### Short exercise
Reproduce all entries precisely as they are written.

### Data listing
_____

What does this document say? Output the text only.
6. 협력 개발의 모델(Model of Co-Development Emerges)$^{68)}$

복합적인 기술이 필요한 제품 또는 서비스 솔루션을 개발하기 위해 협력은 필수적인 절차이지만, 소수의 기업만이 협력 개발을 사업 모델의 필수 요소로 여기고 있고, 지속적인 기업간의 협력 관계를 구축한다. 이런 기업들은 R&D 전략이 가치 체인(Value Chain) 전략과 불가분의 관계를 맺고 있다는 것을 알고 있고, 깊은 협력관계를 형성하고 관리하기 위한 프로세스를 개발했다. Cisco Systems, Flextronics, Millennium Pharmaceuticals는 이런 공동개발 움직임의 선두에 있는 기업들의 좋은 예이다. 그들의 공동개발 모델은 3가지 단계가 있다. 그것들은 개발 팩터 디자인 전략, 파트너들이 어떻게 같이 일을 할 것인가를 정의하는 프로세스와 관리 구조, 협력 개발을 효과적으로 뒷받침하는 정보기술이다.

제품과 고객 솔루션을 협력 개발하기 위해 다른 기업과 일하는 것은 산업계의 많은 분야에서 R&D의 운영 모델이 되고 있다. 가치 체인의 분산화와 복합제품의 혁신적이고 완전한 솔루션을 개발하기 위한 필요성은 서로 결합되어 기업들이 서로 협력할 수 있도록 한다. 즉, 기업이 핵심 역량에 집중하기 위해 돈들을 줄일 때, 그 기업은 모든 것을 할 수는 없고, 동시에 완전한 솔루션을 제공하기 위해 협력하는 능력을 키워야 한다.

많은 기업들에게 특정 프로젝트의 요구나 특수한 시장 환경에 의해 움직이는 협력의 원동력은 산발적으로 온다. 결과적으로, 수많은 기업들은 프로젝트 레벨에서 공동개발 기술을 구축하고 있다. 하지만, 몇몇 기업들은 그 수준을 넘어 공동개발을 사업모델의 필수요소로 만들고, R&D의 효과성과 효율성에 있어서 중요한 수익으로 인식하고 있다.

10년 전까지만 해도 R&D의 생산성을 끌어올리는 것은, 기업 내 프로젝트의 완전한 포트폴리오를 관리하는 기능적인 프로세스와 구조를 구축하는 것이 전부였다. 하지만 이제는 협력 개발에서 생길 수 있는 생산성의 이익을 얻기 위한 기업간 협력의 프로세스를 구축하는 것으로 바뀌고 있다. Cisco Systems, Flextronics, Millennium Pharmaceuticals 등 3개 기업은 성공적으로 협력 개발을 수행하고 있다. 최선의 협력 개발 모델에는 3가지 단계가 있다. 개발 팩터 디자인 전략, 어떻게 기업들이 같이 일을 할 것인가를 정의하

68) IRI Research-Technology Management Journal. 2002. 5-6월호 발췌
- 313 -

_____

### In response
What does this document say? Output the text only.
6. 협력 개발의 모델(Model of Co-Development Emerges)$^{68)}$

복합적인 기술이 필요한 제품 또는 서비스 솔루션을 개발하기 위해 협력은 필수적인 절차이지만, 소수의 기업만이 협력 개발을 사업 모델의 필수 요소로 여기고 있고, 지속적인 기업간의 협력 관계를 구축한다. 이런 기업들은 R&D 전략이 가치 체인(Value Chain) 전략과 불가분의 관계를 맺고 있다는 것을 알고 있고, 깊은 협력관계를 형성하고 관리하기 위한 프로세스를 개발했다. Cisco Systems, Flextronics, Millennium Pharmaceuticals는 이런 공동개발 움직임의 선두에 있는 기업들의 좋은 예이다. 그들의 공동개발 모델은 3가지 단계가 있다. 그것들은 개발 팩터 디자인 전략, 파트너들이 어떻게 같이 일을 할 것인가를 정의하는 프로세스와 관리 구조, 협력 개발을 효과적으로 뒷받침하는 정보기술이다.

제품과 고객 솔루션을 협력 개발하기 위해 다른 기업과 일하는 것은 산업계의 많은 분야에서 R&D의 운영 모델이 되고 있다. 가치 체인의 분산화와 복합제품의 혁신적이고 완전한 솔루션을 개발하기 위한 필요성은 서로 결합되어 기업들이 서로 협력할 수 있도록 한다. 즉, 기업이 핵심 역량에 집중하기 위해 돈들을 줄일 때, 그 기업은 모든 것을 할 수는 없고, 동시에 완전한 솔루션을 제공하기 위해 협력하는 능력을 키워야 한다.

많은 기업들에게 특정 프로젝트의 요구나 특수한 시장 환경에 의해 움직이는 협력의 원동력은 산발적으로 온다. 결과적으로, 수많은 기업들은 프로젝트 레벨에서 공동개발 기술을 구축하고 있다. 하지만, 몇몇 기업들은 그 수준을 넘어 공동개발을 사업모델의 필수요소로 만들고, R&D의 효과성과 효율성에 있어서 중요한 수익으로 인식하고 있다.

10년 전까지만 해도 R&D의 생산성을 끌어올리는 것은, 기업 내 프로젝트의 완전한 포트폴리오를 관리하는 기능적인 프로세스와 구조를 구축하는 것이 전부였다. 하지만 이제는 협력 개발에서 생길 수 있는 생산성의 이익을 얻기 위한 기업간 협력의 프로세스를 구축하는 것으로 바뀌고 있다. Cisco Systems, Flextronics, Millennium Pharmaceuticals 등 3개 기업은 성공적으로 협력 개발을 수행하고 있다. 최선의 협력 개발 모델에는 3가지 단계가 있다. 개발 팩터 디자인 전략, 어떻게 기업들이 같이 일을 할 것인가를 정의하

68) IRI Research-Technology Management Journal. 2002. 5-6월호 발췌
- 313 -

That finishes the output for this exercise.